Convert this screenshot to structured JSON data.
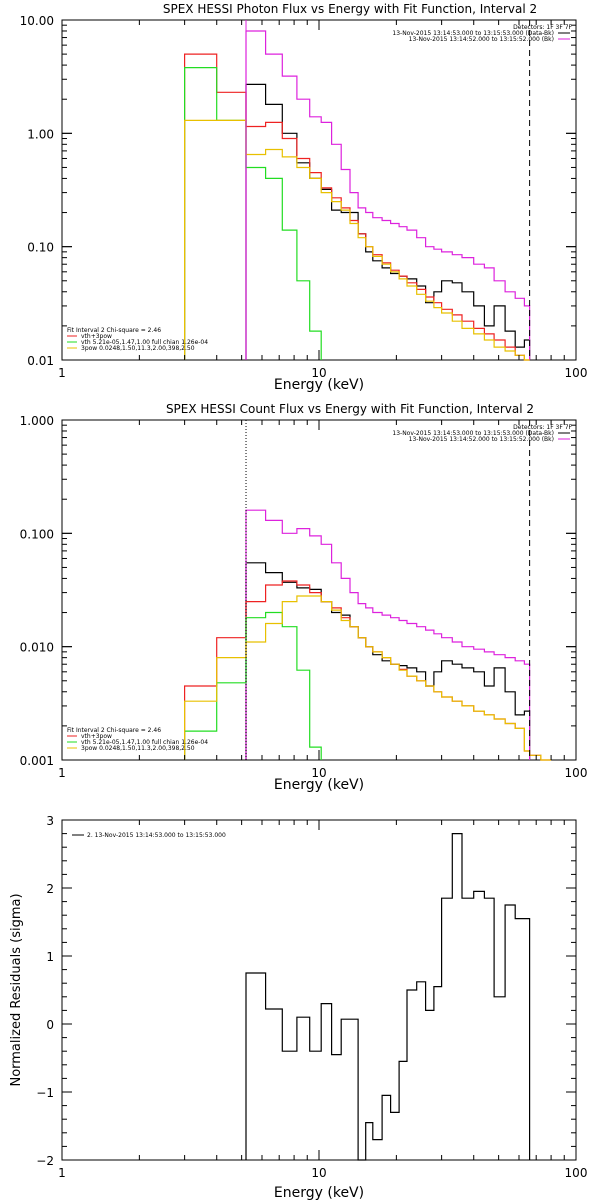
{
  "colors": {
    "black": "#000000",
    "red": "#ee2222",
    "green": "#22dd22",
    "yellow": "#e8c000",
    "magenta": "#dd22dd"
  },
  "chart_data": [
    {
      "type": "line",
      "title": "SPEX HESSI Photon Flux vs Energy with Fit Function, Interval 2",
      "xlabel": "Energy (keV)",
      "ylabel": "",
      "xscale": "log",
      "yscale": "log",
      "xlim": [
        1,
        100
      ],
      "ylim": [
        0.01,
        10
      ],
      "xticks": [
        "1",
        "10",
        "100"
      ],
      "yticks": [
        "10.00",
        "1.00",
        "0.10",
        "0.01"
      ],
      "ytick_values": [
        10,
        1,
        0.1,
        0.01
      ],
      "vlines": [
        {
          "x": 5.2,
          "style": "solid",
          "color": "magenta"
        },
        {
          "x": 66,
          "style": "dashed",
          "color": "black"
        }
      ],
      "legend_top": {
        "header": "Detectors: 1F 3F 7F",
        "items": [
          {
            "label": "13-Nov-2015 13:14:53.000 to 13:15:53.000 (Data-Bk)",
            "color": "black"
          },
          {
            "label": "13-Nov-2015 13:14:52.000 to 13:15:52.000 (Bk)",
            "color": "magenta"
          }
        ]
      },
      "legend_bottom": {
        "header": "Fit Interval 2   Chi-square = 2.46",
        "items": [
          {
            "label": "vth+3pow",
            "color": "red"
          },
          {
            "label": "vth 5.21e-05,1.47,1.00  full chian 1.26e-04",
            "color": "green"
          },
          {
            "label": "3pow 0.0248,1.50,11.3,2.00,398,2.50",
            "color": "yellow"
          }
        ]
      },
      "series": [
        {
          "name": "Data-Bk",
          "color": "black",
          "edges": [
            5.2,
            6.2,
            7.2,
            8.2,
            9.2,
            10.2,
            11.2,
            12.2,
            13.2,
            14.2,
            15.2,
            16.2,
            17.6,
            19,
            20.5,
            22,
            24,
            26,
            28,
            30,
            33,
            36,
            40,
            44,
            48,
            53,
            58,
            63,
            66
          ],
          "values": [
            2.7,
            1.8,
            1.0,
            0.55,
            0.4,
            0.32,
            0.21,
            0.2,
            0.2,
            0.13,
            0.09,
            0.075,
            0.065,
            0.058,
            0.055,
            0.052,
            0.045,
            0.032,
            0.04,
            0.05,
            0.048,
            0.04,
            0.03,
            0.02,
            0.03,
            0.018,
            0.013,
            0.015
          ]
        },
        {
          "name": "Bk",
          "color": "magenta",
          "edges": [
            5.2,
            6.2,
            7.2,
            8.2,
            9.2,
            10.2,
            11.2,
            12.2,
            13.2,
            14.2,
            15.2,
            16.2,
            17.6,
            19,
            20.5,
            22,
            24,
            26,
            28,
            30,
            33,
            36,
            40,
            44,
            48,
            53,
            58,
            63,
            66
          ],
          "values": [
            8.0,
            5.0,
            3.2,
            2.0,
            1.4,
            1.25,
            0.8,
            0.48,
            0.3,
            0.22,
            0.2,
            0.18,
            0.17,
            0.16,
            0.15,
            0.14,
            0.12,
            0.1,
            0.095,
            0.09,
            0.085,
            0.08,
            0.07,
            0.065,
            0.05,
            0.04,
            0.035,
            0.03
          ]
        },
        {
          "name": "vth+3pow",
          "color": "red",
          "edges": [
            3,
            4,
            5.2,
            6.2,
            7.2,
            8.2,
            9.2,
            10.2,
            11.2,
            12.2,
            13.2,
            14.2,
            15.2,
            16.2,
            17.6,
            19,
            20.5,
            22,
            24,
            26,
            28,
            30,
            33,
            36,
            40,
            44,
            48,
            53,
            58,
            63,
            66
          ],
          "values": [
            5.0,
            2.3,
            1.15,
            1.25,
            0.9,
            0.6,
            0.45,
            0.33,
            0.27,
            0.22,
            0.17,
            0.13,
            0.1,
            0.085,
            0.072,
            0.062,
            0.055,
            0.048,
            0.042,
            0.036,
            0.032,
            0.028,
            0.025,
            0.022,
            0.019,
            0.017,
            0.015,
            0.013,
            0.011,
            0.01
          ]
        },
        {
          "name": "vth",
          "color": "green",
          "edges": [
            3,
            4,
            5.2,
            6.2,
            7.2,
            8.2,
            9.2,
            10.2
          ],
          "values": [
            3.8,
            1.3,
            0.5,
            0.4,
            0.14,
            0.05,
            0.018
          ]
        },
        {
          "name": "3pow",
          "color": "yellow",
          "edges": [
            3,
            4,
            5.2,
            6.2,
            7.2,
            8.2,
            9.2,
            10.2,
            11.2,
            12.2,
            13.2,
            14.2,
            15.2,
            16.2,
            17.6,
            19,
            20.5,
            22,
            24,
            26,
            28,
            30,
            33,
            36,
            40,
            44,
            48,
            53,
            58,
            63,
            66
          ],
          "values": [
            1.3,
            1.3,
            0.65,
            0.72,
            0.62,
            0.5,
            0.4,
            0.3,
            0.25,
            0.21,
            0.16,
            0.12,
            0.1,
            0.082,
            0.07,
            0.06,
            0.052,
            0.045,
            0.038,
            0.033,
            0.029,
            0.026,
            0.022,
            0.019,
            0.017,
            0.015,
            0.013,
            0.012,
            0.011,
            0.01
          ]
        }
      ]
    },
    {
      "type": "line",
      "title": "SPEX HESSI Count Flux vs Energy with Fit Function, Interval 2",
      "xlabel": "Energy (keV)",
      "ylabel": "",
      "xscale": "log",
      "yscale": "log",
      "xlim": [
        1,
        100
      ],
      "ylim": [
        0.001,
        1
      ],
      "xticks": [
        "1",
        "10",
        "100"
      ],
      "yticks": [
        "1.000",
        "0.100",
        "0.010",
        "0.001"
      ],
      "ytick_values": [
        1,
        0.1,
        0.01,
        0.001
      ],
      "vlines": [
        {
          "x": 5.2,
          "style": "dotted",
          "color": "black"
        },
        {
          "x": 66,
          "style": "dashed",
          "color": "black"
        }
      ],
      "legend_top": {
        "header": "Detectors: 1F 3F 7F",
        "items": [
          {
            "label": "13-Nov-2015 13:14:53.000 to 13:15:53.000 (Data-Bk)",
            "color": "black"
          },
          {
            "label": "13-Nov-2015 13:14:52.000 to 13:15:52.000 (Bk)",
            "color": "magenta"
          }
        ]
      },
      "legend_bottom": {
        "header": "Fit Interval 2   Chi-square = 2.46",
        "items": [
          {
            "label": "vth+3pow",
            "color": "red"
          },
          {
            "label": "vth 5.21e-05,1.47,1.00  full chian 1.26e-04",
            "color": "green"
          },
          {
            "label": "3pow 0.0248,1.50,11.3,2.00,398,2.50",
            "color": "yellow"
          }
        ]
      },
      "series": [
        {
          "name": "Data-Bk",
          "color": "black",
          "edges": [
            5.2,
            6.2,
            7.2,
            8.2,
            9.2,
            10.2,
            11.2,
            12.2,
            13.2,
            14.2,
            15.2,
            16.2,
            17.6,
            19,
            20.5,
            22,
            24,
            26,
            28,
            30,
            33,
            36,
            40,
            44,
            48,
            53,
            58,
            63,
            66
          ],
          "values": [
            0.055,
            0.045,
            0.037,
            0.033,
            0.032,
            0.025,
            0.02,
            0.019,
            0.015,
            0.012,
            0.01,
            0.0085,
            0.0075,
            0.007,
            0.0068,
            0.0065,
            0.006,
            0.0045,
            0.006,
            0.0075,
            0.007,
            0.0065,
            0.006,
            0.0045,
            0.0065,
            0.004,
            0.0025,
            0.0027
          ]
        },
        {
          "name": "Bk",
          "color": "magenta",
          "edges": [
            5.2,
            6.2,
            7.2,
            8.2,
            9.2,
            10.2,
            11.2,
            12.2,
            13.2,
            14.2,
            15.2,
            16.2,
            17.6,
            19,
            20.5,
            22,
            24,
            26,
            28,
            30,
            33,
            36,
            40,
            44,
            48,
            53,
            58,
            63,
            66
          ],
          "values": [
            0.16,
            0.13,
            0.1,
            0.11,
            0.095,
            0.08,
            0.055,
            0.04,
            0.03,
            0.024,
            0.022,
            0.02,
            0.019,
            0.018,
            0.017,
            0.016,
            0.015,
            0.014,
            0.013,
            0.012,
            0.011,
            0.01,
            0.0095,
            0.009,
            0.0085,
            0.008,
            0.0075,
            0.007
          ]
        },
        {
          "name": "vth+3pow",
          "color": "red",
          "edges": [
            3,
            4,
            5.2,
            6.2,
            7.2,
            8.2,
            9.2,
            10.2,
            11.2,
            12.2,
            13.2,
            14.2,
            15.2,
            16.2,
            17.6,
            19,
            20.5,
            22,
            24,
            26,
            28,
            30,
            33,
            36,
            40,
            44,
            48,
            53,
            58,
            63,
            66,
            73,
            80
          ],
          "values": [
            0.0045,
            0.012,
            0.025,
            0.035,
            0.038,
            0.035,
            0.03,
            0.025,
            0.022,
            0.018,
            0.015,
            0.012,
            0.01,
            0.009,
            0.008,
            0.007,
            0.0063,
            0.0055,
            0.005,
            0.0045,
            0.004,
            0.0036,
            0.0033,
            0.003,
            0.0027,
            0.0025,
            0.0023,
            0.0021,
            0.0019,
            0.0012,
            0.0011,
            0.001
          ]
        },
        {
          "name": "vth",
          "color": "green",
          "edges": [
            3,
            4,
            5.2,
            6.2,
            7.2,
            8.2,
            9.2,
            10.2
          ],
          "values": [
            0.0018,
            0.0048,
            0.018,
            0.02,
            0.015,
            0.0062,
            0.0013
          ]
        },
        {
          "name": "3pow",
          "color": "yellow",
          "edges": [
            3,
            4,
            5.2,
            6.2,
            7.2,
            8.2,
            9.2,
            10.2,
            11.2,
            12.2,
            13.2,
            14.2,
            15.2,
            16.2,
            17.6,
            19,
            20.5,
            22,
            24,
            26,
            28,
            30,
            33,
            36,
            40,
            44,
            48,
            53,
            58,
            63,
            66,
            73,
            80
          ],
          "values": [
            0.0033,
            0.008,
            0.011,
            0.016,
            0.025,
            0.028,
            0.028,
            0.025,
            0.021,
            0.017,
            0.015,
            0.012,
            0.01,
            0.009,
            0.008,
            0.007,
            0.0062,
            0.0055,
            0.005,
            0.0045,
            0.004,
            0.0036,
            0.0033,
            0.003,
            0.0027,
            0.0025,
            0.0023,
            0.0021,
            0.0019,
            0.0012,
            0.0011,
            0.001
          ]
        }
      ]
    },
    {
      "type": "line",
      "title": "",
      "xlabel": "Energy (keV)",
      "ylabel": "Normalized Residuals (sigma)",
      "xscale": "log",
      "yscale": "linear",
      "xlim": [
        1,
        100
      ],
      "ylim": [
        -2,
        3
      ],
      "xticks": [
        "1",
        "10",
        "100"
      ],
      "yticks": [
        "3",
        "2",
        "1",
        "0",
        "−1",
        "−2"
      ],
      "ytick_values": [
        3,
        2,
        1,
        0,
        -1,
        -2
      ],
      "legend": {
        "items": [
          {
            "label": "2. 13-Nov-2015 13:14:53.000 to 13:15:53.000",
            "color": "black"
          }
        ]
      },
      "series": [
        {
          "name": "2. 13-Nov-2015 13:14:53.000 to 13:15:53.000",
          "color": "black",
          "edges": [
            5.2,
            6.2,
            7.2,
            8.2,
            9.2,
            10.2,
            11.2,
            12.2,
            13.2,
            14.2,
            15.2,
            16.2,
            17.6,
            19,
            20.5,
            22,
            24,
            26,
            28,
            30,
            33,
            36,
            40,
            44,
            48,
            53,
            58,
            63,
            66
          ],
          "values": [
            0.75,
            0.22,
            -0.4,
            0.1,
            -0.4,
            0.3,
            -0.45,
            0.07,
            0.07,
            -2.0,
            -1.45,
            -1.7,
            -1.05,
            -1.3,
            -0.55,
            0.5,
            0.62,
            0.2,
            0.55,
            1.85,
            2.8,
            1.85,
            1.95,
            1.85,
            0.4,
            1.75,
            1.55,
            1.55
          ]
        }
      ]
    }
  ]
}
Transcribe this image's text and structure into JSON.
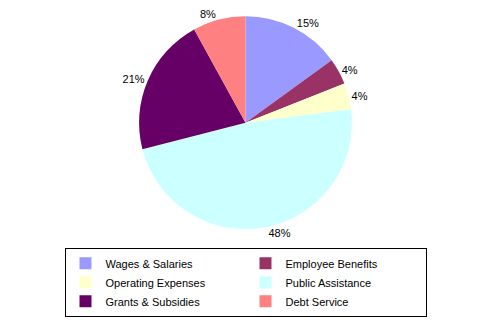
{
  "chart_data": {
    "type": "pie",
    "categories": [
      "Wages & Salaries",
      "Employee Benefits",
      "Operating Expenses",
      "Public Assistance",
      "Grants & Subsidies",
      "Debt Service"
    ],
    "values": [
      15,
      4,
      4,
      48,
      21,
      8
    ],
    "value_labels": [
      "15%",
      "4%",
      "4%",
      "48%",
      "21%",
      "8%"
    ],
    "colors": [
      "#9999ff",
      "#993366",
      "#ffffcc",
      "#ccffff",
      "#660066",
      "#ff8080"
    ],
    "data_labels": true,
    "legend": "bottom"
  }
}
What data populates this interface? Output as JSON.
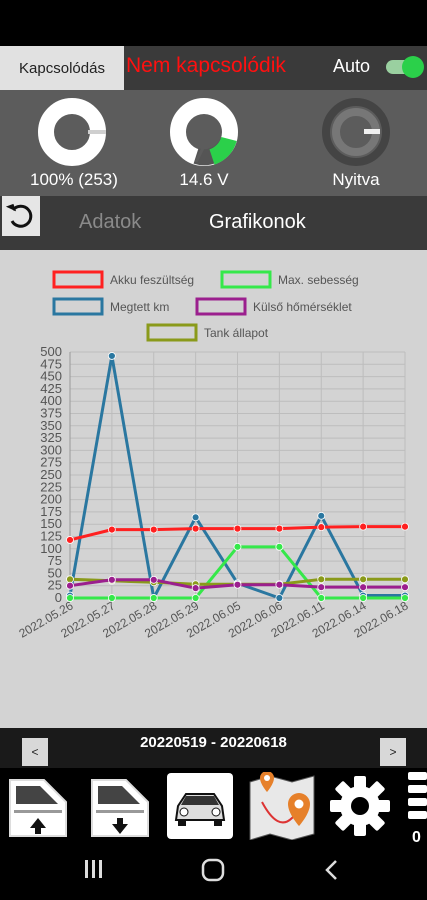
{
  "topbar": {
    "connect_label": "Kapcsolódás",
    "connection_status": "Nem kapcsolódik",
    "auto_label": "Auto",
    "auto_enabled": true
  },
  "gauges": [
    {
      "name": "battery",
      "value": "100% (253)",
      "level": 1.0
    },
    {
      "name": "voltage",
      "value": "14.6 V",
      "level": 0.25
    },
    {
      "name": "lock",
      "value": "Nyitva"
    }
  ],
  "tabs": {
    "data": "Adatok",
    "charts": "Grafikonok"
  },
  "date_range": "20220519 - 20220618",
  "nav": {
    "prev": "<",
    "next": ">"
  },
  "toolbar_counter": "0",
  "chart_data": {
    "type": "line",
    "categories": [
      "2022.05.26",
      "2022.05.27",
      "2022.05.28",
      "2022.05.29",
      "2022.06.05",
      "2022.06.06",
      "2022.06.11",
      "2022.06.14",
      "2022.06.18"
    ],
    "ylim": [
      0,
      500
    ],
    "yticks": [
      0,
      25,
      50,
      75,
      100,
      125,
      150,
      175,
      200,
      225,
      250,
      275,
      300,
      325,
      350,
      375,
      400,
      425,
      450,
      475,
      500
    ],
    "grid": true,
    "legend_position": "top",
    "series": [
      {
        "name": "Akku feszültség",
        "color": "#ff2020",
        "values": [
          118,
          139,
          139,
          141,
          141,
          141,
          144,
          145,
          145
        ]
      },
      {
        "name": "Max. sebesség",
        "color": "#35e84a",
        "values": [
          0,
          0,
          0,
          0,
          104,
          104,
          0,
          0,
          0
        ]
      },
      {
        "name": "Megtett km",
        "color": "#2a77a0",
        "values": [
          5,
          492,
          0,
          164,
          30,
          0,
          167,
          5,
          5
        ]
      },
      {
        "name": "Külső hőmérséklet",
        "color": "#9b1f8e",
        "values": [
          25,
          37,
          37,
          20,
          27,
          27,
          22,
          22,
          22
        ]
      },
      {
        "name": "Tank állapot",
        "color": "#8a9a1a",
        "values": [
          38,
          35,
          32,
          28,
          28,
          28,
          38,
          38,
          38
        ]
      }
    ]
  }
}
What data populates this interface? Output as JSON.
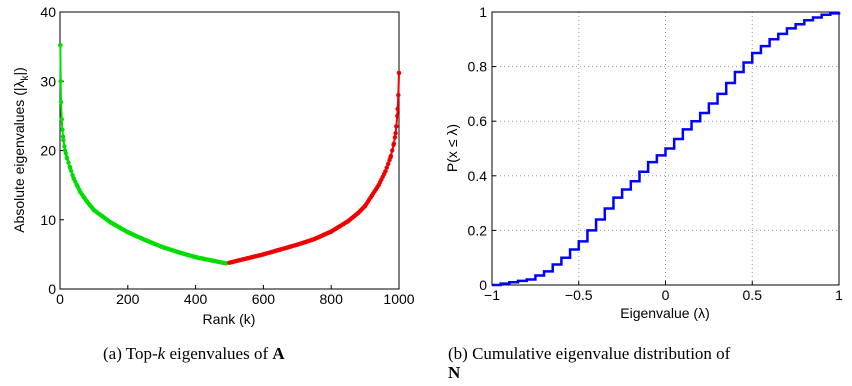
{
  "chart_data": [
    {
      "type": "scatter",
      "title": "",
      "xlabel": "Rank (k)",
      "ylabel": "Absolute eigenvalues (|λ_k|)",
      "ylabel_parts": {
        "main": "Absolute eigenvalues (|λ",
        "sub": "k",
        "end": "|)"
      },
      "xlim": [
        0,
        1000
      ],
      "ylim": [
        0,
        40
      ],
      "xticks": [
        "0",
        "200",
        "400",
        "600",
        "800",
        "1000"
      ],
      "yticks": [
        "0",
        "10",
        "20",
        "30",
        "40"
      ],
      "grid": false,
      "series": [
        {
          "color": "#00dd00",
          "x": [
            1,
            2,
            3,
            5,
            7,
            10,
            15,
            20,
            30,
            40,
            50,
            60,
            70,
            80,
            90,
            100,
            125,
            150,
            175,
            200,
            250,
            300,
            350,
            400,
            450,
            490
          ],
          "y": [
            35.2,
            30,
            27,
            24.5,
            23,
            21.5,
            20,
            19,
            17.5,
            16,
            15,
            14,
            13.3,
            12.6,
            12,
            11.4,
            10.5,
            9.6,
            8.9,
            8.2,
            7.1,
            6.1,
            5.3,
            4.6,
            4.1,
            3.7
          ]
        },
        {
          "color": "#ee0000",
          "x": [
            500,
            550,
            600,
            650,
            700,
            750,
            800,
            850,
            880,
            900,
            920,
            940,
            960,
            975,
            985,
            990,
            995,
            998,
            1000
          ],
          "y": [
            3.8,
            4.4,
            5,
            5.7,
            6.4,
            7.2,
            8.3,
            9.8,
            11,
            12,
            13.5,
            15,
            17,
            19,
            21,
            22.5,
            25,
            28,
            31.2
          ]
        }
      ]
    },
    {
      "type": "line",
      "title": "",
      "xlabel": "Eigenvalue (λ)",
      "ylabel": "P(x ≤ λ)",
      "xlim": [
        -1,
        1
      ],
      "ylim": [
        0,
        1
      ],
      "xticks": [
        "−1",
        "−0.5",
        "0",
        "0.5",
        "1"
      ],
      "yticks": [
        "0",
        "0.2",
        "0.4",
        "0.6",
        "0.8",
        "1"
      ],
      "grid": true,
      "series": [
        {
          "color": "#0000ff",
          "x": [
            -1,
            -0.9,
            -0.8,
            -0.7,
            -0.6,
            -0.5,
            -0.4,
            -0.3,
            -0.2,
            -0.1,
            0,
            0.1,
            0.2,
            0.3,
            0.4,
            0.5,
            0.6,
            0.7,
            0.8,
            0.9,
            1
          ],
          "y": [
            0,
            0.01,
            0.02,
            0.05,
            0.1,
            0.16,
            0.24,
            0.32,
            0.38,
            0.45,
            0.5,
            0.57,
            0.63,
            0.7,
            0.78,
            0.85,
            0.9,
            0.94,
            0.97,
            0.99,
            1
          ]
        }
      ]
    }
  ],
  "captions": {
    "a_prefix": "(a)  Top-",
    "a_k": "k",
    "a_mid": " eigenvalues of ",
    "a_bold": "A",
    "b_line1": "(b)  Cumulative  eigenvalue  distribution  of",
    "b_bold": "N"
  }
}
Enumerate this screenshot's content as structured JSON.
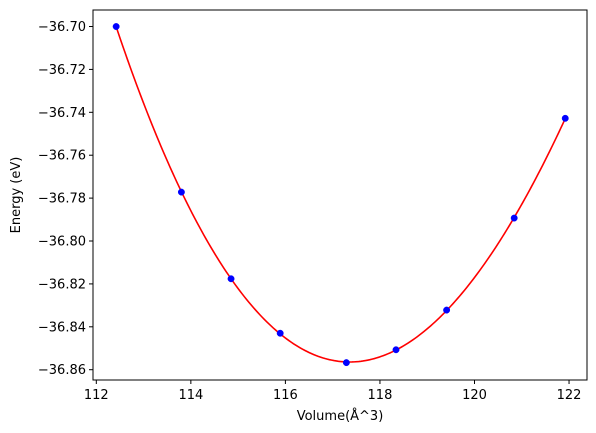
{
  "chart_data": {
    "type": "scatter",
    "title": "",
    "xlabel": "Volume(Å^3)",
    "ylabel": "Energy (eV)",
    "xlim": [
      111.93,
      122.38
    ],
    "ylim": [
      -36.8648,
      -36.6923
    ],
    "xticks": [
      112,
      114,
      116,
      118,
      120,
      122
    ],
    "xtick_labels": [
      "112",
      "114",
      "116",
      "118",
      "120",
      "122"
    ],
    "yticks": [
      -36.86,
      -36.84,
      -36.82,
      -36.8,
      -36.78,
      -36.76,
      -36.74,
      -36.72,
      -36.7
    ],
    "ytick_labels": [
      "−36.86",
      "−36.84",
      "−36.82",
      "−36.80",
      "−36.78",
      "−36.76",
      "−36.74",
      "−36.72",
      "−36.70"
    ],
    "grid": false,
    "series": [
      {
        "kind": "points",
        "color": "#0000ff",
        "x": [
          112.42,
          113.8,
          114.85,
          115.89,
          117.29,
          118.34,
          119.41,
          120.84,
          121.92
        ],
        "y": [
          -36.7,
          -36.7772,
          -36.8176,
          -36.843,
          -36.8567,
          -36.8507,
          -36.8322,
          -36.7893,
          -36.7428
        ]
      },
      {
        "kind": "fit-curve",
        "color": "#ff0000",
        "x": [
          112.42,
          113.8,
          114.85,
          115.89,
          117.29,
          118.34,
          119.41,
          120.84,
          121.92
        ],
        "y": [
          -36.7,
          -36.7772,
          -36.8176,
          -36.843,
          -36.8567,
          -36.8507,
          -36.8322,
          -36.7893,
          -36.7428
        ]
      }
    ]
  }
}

**YOUR GOAL:** Copy all lines from the data that hold the word "HESSI".

**RESPONSE TO THIS TASK:**
      "title": "SPEX HESSI Photon Flux vs Energy with Fit Function, Interval 2",
      "title": "SPEX HESSI Count Flux vs Energy with Fit Function, Interval 2",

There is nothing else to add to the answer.